**STATED EXERCISE:** All of the material below is to be retyped exactly.

**RECORDS PROVIDED:**

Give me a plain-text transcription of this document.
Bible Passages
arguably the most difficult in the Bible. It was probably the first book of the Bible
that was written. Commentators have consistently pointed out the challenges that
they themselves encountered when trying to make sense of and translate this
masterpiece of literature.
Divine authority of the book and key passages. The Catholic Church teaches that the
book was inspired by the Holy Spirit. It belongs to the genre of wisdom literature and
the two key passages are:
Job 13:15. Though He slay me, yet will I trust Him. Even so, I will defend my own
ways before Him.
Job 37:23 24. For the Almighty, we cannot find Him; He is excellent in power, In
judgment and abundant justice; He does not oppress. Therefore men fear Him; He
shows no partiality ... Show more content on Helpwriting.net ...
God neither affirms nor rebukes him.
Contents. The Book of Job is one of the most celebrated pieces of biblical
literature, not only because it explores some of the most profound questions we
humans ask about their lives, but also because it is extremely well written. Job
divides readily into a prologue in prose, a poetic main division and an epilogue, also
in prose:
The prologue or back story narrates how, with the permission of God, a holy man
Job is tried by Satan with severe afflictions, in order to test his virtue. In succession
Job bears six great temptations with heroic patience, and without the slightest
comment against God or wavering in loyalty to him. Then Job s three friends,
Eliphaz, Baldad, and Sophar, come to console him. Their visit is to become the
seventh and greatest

**EXERCISE SOLUTION:**
Give me a plain-text transcription of this document.
Bible Passages
arguably the most difficult in the Bible. It was probably the first book of the Bible
that was written. Commentators have consistently pointed out the challenges that
they themselves encountered when trying to make sense of and translate this
masterpiece of literature.
Divine authority of the book and key passages. The Catholic Church teaches that the
book was inspired by the Holy Spirit. It belongs to the genre of wisdom literature and
the two key passages are:
Job 13:15. Though He slay me, yet will I trust Him. Even so, I will defend my own
ways before Him.
Job 37:23 24. For the Almighty, we cannot find Him; He is excellent in power, In
judgment and abundant justice; He does not oppress. Therefore men fear Him; He
shows no partiality ... Show more content on Helpwriting.net ...
God neither affirms nor rebukes him.
Contents. The Book of Job is one of the most celebrated pieces of biblical
literature, not only because it explores some of the most profound questions we
humans ask about their lives, but also because it is extremely well written. Job
divides readily into a prologue in prose, a poetic main division and an epilogue, also
in prose:
The prologue or back story narrates how, with the permission of God, a holy man
Job is tried by Satan with severe afflictions, in order to test his virtue. In succession
Job bears six great temptations with heroic patience, and without the slightest
comment against God or wavering in loyalty to him. Then Job s three friends,
Eliphaz, Baldad, and Sophar, come to console him. Their visit is to become the
seventh and greatest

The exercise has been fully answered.